Exercise –
State how many lines contain "name", and write nothing except that count.

Dataset records –
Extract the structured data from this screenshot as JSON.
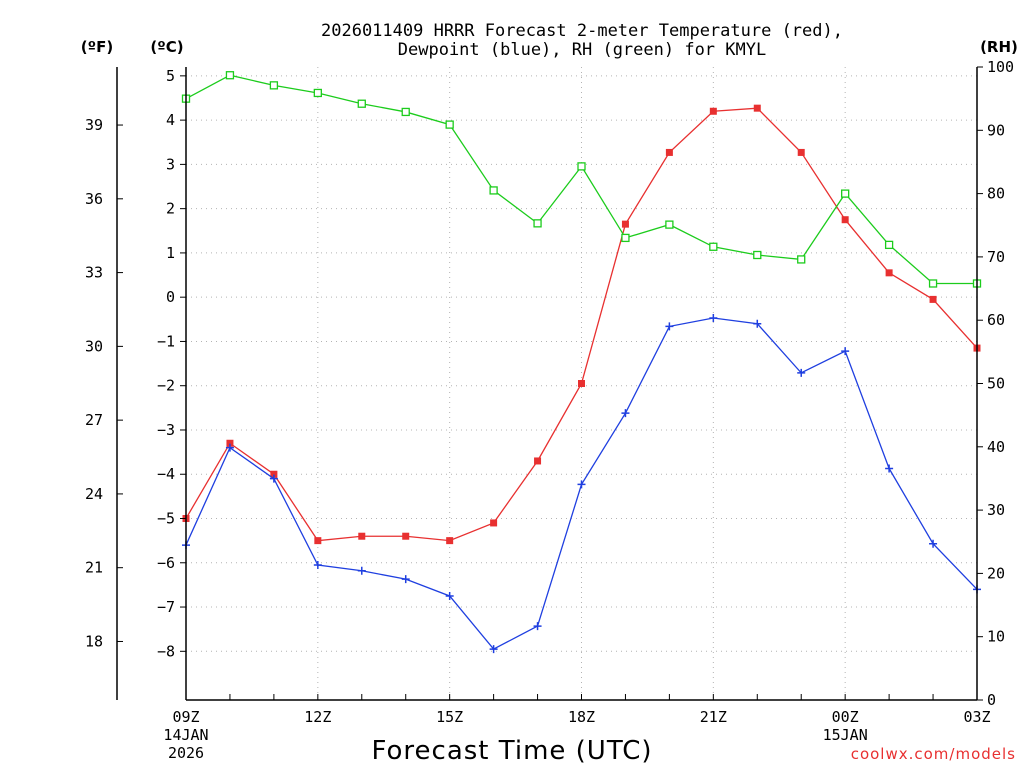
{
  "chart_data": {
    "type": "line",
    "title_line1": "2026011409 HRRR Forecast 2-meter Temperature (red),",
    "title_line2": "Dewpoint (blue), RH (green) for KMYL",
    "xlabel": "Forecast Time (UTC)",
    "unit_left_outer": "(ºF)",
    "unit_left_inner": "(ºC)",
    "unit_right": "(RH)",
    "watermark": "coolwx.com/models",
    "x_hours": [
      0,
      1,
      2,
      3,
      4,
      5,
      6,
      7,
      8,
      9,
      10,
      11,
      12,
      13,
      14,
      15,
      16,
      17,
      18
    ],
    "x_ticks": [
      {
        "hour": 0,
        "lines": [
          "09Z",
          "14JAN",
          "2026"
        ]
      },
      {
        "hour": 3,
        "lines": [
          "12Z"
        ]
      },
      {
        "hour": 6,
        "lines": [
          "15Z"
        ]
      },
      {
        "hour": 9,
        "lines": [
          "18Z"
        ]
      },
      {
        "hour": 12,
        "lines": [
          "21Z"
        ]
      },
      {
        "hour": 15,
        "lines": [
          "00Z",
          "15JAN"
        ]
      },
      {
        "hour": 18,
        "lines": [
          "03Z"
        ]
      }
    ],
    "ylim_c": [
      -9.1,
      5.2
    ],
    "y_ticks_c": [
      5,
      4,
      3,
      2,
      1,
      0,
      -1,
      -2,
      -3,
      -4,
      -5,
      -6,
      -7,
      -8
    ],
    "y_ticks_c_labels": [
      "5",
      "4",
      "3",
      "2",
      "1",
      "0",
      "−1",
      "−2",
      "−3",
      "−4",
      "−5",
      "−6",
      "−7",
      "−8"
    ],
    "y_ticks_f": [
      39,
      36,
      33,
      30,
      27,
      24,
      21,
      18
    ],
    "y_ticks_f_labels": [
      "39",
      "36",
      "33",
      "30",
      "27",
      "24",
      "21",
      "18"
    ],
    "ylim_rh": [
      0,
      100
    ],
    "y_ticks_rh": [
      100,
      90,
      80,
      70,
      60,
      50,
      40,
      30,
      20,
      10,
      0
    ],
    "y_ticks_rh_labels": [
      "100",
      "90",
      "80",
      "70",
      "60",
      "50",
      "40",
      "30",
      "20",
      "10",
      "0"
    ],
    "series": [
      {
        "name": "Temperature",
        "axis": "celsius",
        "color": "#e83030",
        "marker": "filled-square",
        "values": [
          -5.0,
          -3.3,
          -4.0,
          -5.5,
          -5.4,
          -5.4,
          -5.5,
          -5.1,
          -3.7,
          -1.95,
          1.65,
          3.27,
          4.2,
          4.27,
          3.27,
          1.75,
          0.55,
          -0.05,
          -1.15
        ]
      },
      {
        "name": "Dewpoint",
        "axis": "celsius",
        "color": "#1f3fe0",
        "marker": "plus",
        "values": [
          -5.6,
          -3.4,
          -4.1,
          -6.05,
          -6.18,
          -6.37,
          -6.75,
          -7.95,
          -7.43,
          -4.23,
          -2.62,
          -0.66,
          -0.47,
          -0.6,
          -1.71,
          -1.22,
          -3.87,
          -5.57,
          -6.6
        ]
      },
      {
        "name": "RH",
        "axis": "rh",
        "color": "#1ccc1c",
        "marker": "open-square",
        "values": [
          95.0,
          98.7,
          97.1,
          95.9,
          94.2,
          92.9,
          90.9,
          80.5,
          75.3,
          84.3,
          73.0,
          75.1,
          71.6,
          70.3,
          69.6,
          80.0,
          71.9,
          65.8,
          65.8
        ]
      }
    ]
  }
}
--
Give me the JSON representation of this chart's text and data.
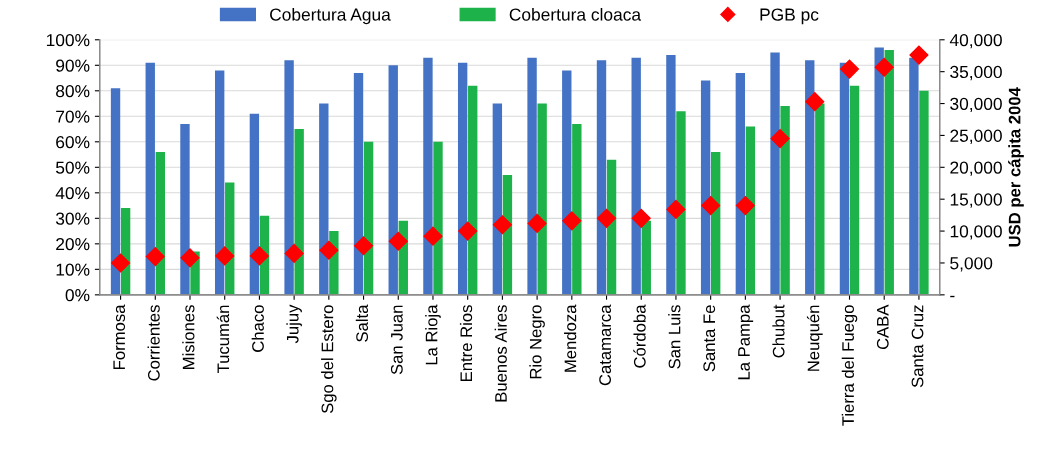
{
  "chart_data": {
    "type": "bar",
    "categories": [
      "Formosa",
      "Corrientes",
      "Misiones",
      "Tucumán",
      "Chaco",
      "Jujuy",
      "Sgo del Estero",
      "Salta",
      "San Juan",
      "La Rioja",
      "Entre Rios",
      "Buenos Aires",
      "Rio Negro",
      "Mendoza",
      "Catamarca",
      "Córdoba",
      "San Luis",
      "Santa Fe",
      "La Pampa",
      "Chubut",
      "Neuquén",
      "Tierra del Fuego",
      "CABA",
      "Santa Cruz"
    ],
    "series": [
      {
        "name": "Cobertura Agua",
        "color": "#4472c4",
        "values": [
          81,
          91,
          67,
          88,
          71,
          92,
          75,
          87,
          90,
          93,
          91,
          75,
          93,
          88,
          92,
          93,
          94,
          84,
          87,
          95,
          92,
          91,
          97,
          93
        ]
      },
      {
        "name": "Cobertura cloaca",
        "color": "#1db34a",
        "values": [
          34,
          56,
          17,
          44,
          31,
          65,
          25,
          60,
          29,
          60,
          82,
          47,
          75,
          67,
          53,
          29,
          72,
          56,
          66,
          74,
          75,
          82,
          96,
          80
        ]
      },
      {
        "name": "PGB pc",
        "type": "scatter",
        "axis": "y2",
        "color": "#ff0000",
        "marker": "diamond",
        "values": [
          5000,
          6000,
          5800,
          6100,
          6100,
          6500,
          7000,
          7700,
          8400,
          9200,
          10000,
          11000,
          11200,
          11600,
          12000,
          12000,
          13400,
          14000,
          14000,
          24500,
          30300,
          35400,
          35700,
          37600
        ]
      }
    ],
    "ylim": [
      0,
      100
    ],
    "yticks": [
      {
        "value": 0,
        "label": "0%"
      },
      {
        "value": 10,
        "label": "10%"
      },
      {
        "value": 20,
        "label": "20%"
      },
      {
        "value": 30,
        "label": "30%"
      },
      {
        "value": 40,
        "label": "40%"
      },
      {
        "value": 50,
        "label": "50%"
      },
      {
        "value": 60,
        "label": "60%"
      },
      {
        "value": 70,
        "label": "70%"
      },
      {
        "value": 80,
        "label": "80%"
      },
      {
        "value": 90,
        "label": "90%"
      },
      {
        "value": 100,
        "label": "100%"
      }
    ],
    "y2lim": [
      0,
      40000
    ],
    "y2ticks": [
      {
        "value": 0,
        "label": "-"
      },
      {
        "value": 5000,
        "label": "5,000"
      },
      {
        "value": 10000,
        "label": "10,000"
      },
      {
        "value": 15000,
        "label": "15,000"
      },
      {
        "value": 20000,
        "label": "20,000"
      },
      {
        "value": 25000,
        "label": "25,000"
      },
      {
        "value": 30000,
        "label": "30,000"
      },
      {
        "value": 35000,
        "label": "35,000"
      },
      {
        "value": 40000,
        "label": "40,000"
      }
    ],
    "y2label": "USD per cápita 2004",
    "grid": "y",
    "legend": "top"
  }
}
---
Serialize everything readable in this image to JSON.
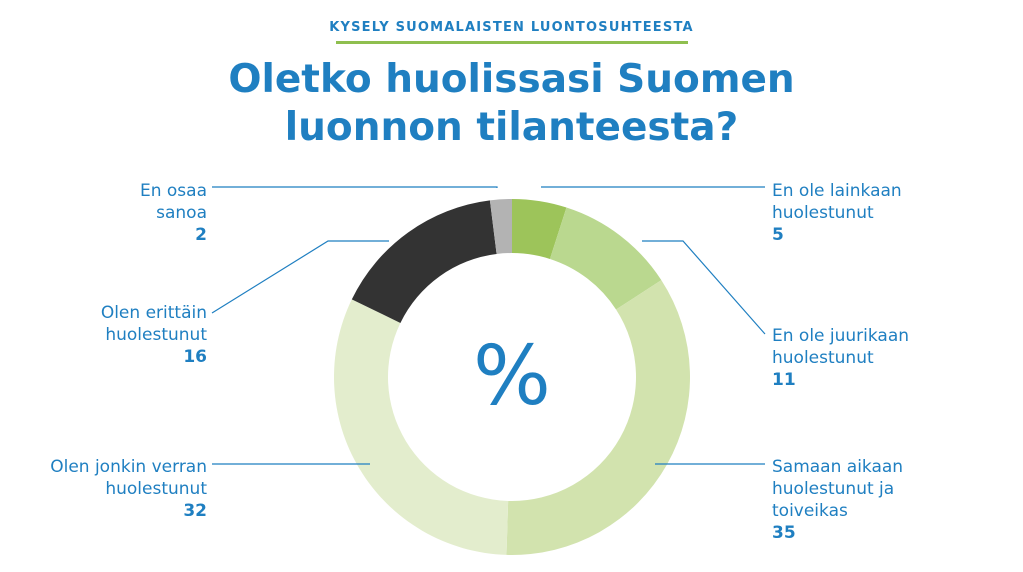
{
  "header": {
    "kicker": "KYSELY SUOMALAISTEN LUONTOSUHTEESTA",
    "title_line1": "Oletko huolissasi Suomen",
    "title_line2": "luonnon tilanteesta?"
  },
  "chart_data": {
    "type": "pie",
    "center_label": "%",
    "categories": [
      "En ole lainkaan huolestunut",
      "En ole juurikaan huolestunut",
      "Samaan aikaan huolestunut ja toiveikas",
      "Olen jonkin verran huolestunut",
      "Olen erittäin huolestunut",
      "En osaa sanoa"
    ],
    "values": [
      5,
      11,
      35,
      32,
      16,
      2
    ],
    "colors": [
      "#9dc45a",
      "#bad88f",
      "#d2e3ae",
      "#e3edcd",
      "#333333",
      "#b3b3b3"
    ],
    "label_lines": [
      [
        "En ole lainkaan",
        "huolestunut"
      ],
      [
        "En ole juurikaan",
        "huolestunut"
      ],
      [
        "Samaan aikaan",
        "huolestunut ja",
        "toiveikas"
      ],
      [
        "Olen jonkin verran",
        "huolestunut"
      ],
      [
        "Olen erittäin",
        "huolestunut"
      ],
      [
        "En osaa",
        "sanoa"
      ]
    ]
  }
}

Exercise output –
6